> _TASK GOAL_: Identify, in the records below, every line where the string "need" appears, and copy each such line.

[Data entries]
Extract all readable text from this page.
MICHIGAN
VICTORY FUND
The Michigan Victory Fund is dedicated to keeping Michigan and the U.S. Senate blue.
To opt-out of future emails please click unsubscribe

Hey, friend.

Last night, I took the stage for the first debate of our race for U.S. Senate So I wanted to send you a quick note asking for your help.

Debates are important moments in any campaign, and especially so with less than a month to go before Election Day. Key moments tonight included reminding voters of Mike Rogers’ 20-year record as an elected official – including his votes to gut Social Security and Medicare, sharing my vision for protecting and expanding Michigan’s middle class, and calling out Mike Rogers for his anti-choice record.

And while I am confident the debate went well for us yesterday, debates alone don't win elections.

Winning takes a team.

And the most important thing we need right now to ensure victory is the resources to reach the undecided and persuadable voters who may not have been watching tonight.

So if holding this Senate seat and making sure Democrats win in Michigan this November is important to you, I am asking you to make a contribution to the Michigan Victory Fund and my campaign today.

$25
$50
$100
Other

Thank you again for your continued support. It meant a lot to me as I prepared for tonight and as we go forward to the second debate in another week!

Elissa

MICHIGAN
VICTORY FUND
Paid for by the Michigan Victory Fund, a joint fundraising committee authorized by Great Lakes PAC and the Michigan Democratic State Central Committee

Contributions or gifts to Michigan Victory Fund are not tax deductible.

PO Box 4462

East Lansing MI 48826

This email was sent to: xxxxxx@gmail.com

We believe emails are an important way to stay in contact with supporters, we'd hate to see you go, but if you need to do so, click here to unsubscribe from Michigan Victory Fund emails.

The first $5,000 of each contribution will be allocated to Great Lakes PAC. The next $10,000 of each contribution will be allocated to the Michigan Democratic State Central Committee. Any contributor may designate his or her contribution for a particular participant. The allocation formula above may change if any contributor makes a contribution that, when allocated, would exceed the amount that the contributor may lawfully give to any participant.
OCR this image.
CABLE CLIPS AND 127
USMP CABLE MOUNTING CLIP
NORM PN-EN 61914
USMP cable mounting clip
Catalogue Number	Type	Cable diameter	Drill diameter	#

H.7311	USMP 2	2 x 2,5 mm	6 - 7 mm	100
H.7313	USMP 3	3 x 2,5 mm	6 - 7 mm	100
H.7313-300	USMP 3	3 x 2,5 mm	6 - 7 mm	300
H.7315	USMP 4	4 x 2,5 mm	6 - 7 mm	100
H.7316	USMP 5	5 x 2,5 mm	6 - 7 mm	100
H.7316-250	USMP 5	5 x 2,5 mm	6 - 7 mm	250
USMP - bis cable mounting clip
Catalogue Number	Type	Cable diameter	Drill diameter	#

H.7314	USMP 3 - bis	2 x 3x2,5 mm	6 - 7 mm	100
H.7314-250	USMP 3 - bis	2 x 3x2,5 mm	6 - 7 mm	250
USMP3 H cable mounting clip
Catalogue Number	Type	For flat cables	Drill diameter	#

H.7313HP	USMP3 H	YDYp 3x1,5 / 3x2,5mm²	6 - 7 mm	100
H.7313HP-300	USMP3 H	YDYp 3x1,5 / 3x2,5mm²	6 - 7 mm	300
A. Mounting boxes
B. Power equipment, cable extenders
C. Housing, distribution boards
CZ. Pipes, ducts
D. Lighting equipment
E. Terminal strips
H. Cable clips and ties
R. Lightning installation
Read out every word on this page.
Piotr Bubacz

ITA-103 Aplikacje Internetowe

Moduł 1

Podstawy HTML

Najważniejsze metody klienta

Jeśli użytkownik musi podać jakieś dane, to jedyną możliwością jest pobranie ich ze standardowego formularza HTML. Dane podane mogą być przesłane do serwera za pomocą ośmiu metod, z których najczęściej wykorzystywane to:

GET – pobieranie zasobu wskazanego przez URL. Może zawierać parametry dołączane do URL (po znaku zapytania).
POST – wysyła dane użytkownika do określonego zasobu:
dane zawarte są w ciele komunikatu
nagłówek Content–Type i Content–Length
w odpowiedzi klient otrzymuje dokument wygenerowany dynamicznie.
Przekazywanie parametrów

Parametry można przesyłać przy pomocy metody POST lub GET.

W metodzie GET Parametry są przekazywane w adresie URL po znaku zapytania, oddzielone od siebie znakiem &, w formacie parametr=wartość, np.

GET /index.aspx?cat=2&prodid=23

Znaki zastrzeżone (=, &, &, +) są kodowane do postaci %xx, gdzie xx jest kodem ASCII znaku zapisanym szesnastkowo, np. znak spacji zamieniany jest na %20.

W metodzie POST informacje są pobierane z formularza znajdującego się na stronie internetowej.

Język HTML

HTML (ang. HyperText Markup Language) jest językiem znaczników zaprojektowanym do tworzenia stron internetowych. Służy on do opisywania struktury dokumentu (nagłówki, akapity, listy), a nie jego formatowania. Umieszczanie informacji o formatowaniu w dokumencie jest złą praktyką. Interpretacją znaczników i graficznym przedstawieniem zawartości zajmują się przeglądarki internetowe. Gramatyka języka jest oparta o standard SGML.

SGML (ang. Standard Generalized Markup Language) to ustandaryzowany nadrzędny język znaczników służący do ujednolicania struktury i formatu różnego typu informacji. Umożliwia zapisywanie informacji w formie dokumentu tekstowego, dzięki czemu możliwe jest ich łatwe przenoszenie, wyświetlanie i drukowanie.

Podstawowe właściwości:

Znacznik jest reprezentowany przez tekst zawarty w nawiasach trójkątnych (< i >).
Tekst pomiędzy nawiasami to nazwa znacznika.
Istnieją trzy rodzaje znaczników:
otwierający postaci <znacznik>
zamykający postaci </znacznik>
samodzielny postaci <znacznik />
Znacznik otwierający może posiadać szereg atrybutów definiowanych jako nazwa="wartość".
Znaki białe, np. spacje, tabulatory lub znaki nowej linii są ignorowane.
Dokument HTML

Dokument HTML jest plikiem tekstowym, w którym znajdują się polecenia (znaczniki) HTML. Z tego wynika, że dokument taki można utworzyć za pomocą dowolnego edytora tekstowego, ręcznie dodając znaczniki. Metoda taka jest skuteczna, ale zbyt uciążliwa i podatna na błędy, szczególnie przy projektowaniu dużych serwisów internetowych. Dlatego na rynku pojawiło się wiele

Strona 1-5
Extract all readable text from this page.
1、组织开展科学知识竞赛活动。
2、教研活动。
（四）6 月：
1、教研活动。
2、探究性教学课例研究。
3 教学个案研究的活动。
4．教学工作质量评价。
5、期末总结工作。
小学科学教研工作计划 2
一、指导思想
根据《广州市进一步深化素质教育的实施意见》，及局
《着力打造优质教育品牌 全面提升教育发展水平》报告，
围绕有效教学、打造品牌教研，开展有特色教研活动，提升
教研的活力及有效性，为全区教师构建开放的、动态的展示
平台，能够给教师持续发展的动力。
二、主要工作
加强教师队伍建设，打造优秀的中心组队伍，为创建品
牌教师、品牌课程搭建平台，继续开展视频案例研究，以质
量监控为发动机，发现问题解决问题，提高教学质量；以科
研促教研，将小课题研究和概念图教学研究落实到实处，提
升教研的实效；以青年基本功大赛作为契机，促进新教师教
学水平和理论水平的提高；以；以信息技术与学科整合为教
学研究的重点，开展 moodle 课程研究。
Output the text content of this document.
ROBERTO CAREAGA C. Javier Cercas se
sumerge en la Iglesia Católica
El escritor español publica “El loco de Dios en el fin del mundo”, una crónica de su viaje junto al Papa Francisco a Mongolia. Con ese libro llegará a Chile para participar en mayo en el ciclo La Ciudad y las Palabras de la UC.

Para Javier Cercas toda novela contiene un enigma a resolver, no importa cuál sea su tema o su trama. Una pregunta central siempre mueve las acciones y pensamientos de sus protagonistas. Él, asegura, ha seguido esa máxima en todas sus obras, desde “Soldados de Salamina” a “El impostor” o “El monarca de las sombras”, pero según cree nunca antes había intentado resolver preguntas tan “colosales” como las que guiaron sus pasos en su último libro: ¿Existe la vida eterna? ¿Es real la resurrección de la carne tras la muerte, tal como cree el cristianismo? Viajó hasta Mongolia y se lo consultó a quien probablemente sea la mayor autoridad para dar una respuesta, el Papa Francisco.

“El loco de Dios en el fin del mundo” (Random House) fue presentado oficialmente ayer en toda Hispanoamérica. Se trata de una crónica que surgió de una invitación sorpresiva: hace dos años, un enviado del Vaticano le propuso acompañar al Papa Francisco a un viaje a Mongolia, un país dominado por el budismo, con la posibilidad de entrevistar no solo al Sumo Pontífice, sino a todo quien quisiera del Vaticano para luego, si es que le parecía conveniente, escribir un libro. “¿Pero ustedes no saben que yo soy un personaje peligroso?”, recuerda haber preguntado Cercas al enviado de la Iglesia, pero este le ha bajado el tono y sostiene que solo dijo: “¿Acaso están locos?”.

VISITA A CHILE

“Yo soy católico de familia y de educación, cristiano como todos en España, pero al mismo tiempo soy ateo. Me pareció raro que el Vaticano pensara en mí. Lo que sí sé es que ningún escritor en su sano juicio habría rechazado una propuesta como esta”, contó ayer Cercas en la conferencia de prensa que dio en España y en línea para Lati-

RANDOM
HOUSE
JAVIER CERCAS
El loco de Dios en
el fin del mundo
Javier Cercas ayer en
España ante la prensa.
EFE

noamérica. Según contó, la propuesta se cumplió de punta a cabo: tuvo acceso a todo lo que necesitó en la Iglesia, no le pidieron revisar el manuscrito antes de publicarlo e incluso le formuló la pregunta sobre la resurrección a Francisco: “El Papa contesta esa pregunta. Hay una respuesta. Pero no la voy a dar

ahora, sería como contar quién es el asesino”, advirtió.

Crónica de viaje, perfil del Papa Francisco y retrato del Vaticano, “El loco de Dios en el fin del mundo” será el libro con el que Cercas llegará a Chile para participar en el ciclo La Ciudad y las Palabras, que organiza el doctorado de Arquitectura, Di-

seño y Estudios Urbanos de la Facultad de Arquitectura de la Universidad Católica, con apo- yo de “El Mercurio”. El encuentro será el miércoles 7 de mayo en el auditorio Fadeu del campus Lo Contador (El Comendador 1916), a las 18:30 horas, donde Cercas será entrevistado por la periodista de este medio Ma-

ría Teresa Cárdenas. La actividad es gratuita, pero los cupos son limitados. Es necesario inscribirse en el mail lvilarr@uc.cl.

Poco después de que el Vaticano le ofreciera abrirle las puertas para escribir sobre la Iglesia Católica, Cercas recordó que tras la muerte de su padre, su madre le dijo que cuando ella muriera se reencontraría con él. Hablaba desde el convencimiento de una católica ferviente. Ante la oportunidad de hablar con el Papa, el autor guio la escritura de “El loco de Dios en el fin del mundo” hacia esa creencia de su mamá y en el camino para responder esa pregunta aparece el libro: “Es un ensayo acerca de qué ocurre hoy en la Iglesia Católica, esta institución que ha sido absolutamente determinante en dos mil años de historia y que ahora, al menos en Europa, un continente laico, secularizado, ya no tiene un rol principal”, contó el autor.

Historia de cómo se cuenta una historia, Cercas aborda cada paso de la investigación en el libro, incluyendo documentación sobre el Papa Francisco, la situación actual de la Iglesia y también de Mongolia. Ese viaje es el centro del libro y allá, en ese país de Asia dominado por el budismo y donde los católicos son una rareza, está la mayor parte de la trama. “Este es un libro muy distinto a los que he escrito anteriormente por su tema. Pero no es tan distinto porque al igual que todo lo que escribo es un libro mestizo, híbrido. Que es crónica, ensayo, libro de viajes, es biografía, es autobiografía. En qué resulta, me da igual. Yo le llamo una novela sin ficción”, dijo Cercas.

> _PROBLEM SOLUTION_:
And the most important thing we need right now to ensure victory is the resources to reach the undecided and persuadable voters who may not have been watching tonight.
We believe emails are an important way to stay in contact with supporters, we'd hate to see you go, but if you need to do so, click here to unsubscribe from Michigan Victory Fund emails.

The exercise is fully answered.